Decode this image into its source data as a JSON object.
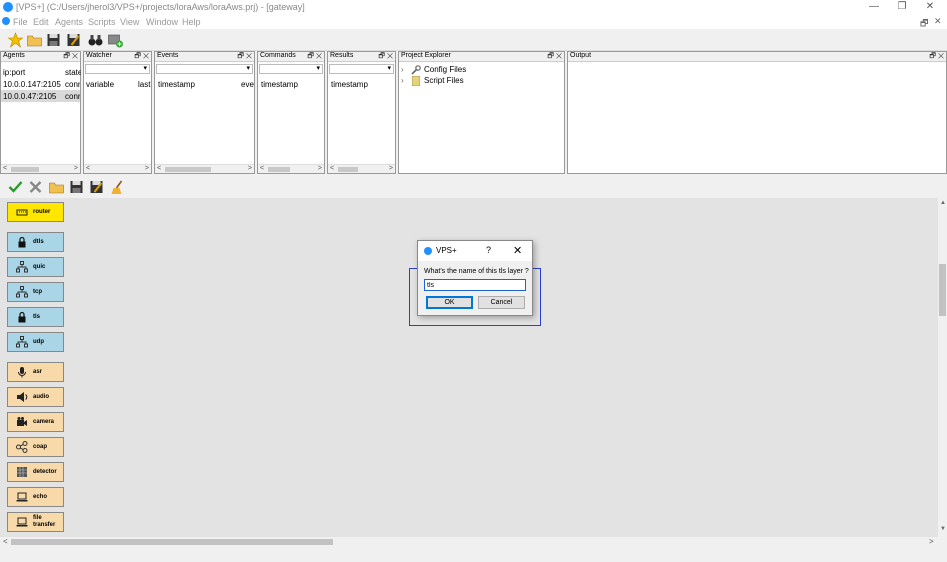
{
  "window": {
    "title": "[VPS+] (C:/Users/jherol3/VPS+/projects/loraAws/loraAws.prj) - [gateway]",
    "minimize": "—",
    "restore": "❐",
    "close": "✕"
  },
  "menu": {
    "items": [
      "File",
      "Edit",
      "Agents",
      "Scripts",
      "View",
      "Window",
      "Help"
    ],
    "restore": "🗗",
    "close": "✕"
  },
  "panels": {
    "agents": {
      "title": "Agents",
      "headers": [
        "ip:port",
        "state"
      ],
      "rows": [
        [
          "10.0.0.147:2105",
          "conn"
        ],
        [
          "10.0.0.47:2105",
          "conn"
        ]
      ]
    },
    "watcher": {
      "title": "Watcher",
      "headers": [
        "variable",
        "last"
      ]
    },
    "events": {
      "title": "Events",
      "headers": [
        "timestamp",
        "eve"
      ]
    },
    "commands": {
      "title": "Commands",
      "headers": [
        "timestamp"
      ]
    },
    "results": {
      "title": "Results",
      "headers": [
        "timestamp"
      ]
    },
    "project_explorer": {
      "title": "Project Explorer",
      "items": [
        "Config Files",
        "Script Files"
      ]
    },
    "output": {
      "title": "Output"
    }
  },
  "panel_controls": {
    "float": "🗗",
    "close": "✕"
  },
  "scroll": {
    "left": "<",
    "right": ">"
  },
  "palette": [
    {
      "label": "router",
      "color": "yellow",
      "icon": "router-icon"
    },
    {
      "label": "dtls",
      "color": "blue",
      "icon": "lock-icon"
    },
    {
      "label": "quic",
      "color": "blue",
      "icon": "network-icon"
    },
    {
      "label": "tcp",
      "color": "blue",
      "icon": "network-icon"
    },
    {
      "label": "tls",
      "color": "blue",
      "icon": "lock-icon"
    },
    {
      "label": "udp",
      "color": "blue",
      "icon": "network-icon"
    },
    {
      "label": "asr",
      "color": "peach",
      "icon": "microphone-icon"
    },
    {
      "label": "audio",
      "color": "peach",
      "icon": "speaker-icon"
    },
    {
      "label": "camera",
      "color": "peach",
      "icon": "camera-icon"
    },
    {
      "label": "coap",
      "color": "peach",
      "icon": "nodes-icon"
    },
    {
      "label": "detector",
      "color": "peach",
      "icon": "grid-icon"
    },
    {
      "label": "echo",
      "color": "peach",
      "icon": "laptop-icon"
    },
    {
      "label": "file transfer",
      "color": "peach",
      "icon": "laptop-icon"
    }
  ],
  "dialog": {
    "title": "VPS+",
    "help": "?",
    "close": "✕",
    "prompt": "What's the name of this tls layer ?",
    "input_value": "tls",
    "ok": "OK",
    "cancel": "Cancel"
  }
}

______

Any pictures should be dropped; transcribe the rest of the records above exactly.

**ANSWER FOR THE TASK**
Decode this image into its source data as a JSON object.
{
  "window": {
    "title": "[VPS+] (C:/Users/jherol3/VPS+/projects/loraAws/loraAws.prj) - [gateway]",
    "minimize": "—",
    "restore": "❐",
    "close": "✕"
  },
  "menu": {
    "items": [
      "File",
      "Edit",
      "Agents",
      "Scripts",
      "View",
      "Window",
      "Help"
    ],
    "restore": "🗗",
    "close": "✕"
  },
  "panels": {
    "agents": {
      "title": "Agents",
      "headers": [
        "ip:port",
        "state"
      ],
      "rows": [
        [
          "10.0.0.147:2105",
          "conn"
        ],
        [
          "10.0.0.47:2105",
          "conn"
        ]
      ]
    },
    "watcher": {
      "title": "Watcher",
      "headers": [
        "variable",
        "last"
      ]
    },
    "events": {
      "title": "Events",
      "headers": [
        "timestamp",
        "eve"
      ]
    },
    "commands": {
      "title": "Commands",
      "headers": [
        "timestamp"
      ]
    },
    "results": {
      "title": "Results",
      "headers": [
        "timestamp"
      ]
    },
    "project_explorer": {
      "title": "Project Explorer",
      "items": [
        "Config Files",
        "Script Files"
      ]
    },
    "output": {
      "title": "Output"
    }
  },
  "panel_controls": {
    "float": "🗗",
    "close": "✕"
  },
  "scroll": {
    "left": "<",
    "right": ">"
  },
  "palette": [
    {
      "label": "router",
      "color": "yellow",
      "icon": "router-icon"
    },
    {
      "label": "dtls",
      "color": "blue",
      "icon": "lock-icon"
    },
    {
      "label": "quic",
      "color": "blue",
      "icon": "network-icon"
    },
    {
      "label": "tcp",
      "color": "blue",
      "icon": "network-icon"
    },
    {
      "label": "tls",
      "color": "blue",
      "icon": "lock-icon"
    },
    {
      "label": "udp",
      "color": "blue",
      "icon": "network-icon"
    },
    {
      "label": "asr",
      "color": "peach",
      "icon": "microphone-icon"
    },
    {
      "label": "audio",
      "color": "peach",
      "icon": "speaker-icon"
    },
    {
      "label": "camera",
      "color": "peach",
      "icon": "camera-icon"
    },
    {
      "label": "coap",
      "color": "peach",
      "icon": "nodes-icon"
    },
    {
      "label": "detector",
      "color": "peach",
      "icon": "grid-icon"
    },
    {
      "label": "echo",
      "color": "peach",
      "icon": "laptop-icon"
    },
    {
      "label": "file transfer",
      "color": "peach",
      "icon": "laptop-icon"
    }
  ],
  "dialog": {
    "title": "VPS+",
    "help": "?",
    "close": "✕",
    "prompt": "What's the name of this tls layer ?",
    "input_value": "tls",
    "ok": "OK",
    "cancel": "Cancel"
  }
}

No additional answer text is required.